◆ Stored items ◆
☆ ☆ ☆ ☆

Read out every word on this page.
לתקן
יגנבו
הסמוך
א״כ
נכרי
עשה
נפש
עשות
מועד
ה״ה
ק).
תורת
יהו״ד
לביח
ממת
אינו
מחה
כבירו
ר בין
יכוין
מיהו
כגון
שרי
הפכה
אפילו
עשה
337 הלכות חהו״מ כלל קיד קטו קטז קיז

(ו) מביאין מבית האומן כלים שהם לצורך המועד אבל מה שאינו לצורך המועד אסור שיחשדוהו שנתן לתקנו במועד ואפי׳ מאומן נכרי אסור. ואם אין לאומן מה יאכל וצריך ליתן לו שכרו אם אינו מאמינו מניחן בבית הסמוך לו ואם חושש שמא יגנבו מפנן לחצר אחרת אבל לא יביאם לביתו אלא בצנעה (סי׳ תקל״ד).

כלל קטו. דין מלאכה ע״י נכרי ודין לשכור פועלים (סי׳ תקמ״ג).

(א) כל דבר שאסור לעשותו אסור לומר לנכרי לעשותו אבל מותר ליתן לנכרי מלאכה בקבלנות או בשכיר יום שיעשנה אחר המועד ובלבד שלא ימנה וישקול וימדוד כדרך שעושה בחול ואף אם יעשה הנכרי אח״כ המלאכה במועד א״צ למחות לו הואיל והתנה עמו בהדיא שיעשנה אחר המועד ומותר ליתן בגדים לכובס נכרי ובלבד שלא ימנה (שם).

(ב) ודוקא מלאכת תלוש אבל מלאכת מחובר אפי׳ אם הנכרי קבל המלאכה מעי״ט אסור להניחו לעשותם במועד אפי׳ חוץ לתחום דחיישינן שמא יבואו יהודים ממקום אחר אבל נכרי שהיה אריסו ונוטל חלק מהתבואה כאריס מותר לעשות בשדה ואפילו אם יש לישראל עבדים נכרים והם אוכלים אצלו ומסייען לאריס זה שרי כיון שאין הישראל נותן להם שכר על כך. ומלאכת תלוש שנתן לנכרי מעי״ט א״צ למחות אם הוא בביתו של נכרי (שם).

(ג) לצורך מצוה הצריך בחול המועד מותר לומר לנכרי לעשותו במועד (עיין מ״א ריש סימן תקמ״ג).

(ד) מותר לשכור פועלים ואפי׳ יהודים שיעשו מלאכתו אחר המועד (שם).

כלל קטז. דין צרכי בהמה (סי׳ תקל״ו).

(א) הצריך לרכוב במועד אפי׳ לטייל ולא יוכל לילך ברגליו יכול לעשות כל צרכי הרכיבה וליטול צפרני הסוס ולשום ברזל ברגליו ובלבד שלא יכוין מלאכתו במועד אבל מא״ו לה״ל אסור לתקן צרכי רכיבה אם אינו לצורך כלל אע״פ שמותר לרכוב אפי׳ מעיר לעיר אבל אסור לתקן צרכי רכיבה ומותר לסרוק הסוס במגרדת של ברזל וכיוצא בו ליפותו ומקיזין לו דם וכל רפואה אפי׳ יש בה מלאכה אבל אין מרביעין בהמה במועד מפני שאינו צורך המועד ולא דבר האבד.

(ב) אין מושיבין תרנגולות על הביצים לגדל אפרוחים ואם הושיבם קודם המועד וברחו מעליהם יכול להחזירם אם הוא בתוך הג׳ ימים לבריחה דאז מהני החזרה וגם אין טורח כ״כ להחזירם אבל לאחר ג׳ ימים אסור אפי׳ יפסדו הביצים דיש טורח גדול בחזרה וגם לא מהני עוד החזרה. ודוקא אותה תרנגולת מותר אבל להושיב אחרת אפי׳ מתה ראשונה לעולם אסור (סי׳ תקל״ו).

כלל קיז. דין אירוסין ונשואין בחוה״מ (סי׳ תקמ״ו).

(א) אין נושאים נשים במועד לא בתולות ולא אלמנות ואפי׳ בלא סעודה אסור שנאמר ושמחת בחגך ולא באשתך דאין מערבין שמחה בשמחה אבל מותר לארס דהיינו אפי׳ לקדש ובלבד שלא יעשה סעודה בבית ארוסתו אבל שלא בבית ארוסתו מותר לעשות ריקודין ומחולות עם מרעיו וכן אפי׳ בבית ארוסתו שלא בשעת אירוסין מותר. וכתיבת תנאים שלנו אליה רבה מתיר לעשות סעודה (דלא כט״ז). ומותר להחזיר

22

☆ ☆ ☆ ☆

◆ Goal of the exercise ◆
Take the lines above and retype all of them exactly.

◆ Result of this exercise ◆
Read out every word on this page.
לתקן
יגנבו
הסמוך
א״כ
נכרי
עשה
נפש
עשות
מועד
ה״ה
ק).
תורת
יהו״ד
לביח
ממת
אינו
מחה
כבירו
ר בין
יכוין
מיהו
כגון
שרי
הפכה
אפילו
עשה
337 הלכות חהו״מ כלל קיד קטו קטז קיז

(ו) מביאין מבית האומן כלים שהם לצורך המועד אבל מה שאינו לצורך המועד אסור שיחשדוהו שנתן לתקנו במועד ואפי׳ מאומן נכרי אסור. ואם אין לאומן מה יאכל וצריך ליתן לו שכרו אם אינו מאמינו מניחן בבית הסמוך לו ואם חושש שמא יגנבו מפנן לחצר אחרת אבל לא יביאם לביתו אלא בצנעה (סי׳ תקל״ד).

כלל קטו. דין מלאכה ע״י נכרי ודין לשכור פועלים (סי׳ תקמ״ג).

(א) כל דבר שאסור לעשותו אסור לומר לנכרי לעשותו אבל מותר ליתן לנכרי מלאכה בקבלנות או בשכיר יום שיעשנה אחר המועד ובלבד שלא ימנה וישקול וימדוד כדרך שעושה בחול ואף אם יעשה הנכרי אח״כ המלאכה במועד א״צ למחות לו הואיל והתנה עמו בהדיא שיעשנה אחר המועד ומותר ליתן בגדים לכובס נכרי ובלבד שלא ימנה (שם).

(ב) ודוקא מלאכת תלוש אבל מלאכת מחובר אפי׳ אם הנכרי קבל המלאכה מעי״ט אסור להניחו לעשותם במועד אפי׳ חוץ לתחום דחיישינן שמא יבואו יהודים ממקום אחר אבל נכרי שהיה אריסו ונוטל חלק מהתבואה כאריס מותר לעשות בשדה ואפילו אם יש לישראל עבדים נכרים והם אוכלים אצלו ומסייען לאריס זה שרי כיון שאין הישראל נותן להם שכר על כך. ומלאכת תלוש שנתן לנכרי מעי״ט א״צ למחות אם הוא בביתו של נכרי (שם).

(ג) לצורך מצוה הצריך בחול המועד מותר לומר לנכרי לעשותו במועד (עיין מ״א ריש סימן תקמ״ג).

(ד) מותר לשכור פועלים ואפי׳ יהודים שיעשו מלאכתו אחר המועד (שם).

כלל קטז. דין צרכי בהמה (סי׳ תקל״ו).

(א) הצריך לרכוב במועד אפי׳ לטייל ולא יוכל לילך ברגליו יכול לעשות כל צרכי הרכיבה וליטול צפרני הסוס ולשום ברזל ברגליו ובלבד שלא יכוין מלאכתו במועד אבל מא״ו לה״ל אסור לתקן צרכי רכיבה אם אינו לצורך כלל אע״פ שמותר לרכוב אפי׳ מעיר לעיר אבל אסור לתקן צרכי רכיבה ומותר לסרוק הסוס במגרדת של ברזל וכיוצא בו ליפותו ומקיזין לו דם וכל רפואה אפי׳ יש בה מלאכה אבל אין מרביעין בהמה במועד מפני שאינו צורך המועד ולא דבר האבד.

(ב) אין מושיבין תרנגולות על הביצים לגדל אפרוחים ואם הושיבם קודם המועד וברחו מעליהם יכול להחזירם אם הוא בתוך הג׳ ימים לבריחה דאז מהני החזרה וגם אין טורח כ״כ להחזירם אבל לאחר ג׳ ימים אסור אפי׳ יפסדו הביצים דיש טורח גדול בחזרה וגם לא מהני עוד החזרה. ודוקא אותה תרנגולת מותר אבל להושיב אחרת אפי׳ מתה ראשונה לעולם אסור (סי׳ תקל״ו).

כלל קיז. דין אירוסין ונשואין בחוה״מ (סי׳ תקמ״ו).

(א) אין נושאים נשים במועד לא בתולות ולא אלמנות ואפי׳ בלא סעודה אסור שנאמר ושמחת בחגך ולא באשתך דאין מערבין שמחה בשמחה אבל מותר לארס דהיינו אפי׳ לקדש ובלבד שלא יעשה סעודה בבית ארוסתו אבל שלא בבית ארוסתו מותר לעשות ריקודין ומחולות עם מרעיו וכן אפי׳ בבית ארוסתו שלא בשעת אירוסין מותר. וכתיבת תנאים שלנו אליה רבה מתיר לעשות סעודה (דלא כט״ז). ומותר להחזיר

22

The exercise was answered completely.